▸ Your goal
Repeat every record below exactly, omitting any pictures.
[Begin Working data]
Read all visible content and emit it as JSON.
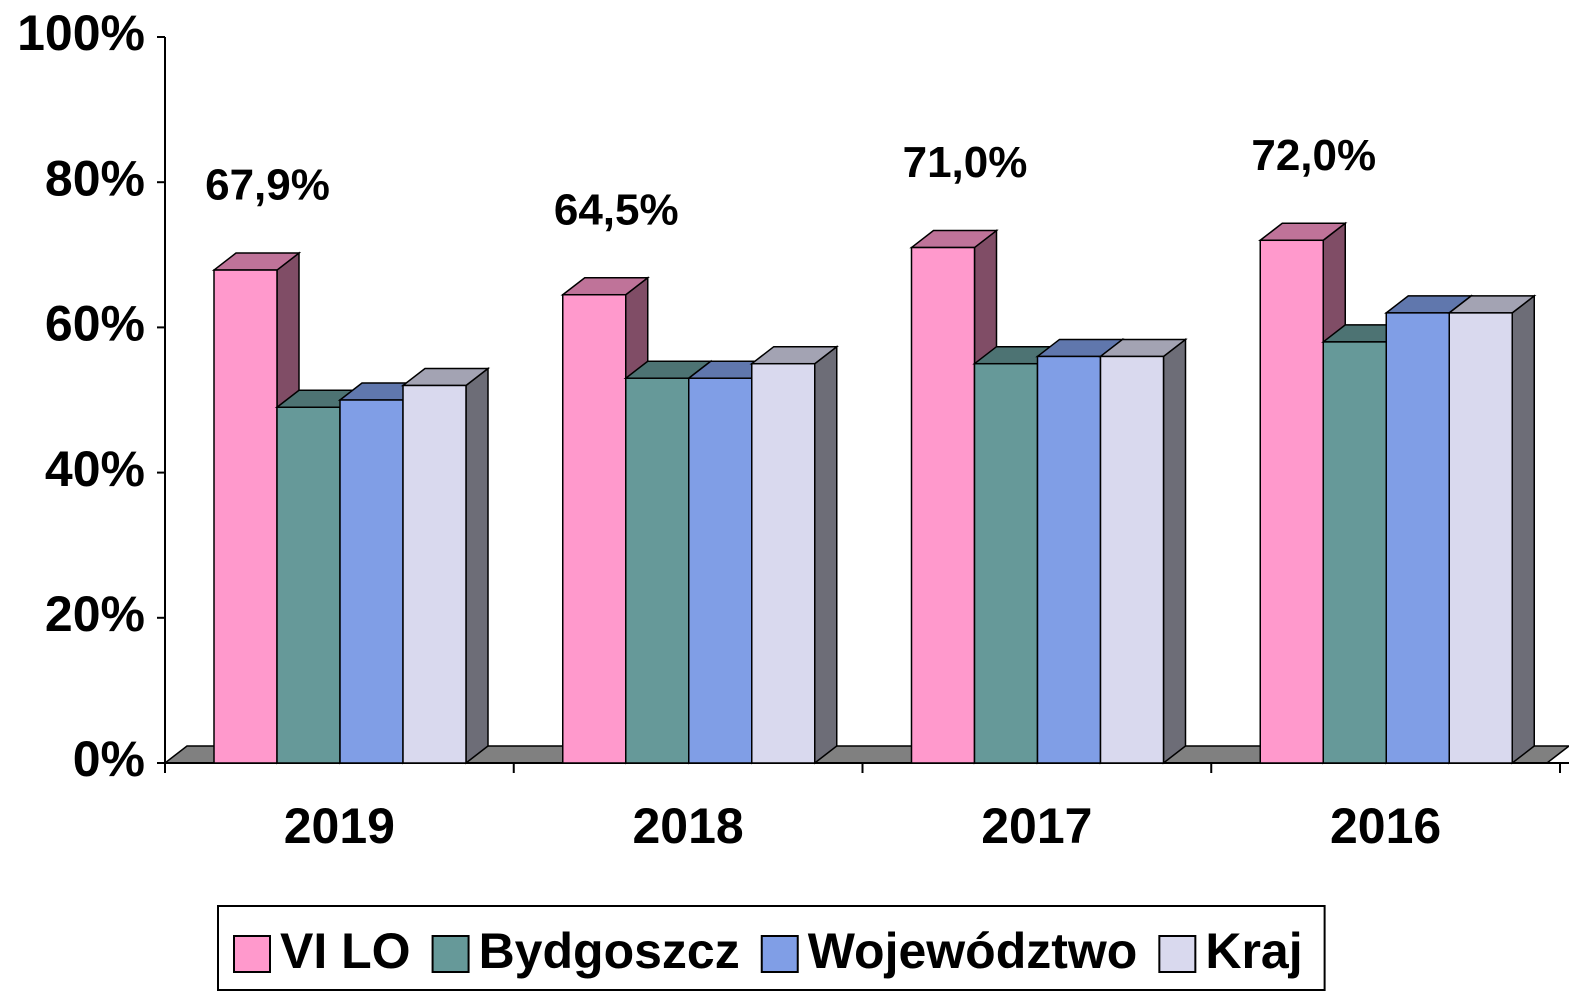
{
  "chart_data": {
    "type": "bar3d",
    "categories": [
      "2019",
      "2018",
      "2017",
      "2016"
    ],
    "series": [
      {
        "name": "VI LO",
        "color": "#ff99cc",
        "values": [
          67.9,
          64.5,
          71.0,
          72.0
        ],
        "value_labels": [
          "67,9%",
          "64,5%",
          "71,0%",
          "72,0%"
        ]
      },
      {
        "name": "Bydgoszcz",
        "color": "#669999",
        "values": [
          49,
          53,
          55,
          58
        ]
      },
      {
        "name": "Województwo",
        "color": "#809ee6",
        "values": [
          50,
          53,
          56,
          62
        ]
      },
      {
        "name": "Kraj",
        "color": "#d9d9ee",
        "values": [
          52,
          55,
          56,
          62
        ]
      }
    ],
    "ylim": [
      0,
      100
    ],
    "yticks": [
      {
        "value": 0,
        "label": "0%"
      },
      {
        "value": 20,
        "label": "20%"
      },
      {
        "value": 40,
        "label": "40%"
      },
      {
        "value": 60,
        "label": "60%"
      },
      {
        "value": 80,
        "label": "80%"
      },
      {
        "value": 100,
        "label": "100%"
      }
    ],
    "legend": "bottom"
  }
}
[End Working data]
▸ Worked answer
Read all visible content and emit it as JSON.
{
  "chart_data": {
    "type": "bar3d",
    "categories": [
      "2019",
      "2018",
      "2017",
      "2016"
    ],
    "series": [
      {
        "name": "VI LO",
        "color": "#ff99cc",
        "values": [
          67.9,
          64.5,
          71.0,
          72.0
        ],
        "value_labels": [
          "67,9%",
          "64,5%",
          "71,0%",
          "72,0%"
        ]
      },
      {
        "name": "Bydgoszcz",
        "color": "#669999",
        "values": [
          49,
          53,
          55,
          58
        ]
      },
      {
        "name": "Województwo",
        "color": "#809ee6",
        "values": [
          50,
          53,
          56,
          62
        ]
      },
      {
        "name": "Kraj",
        "color": "#d9d9ee",
        "values": [
          52,
          55,
          56,
          62
        ]
      }
    ],
    "ylim": [
      0,
      100
    ],
    "yticks": [
      {
        "value": 0,
        "label": "0%"
      },
      {
        "value": 20,
        "label": "20%"
      },
      {
        "value": 40,
        "label": "40%"
      },
      {
        "value": 60,
        "label": "60%"
      },
      {
        "value": 80,
        "label": "80%"
      },
      {
        "value": 100,
        "label": "100%"
      }
    ],
    "legend": "bottom"
  }
}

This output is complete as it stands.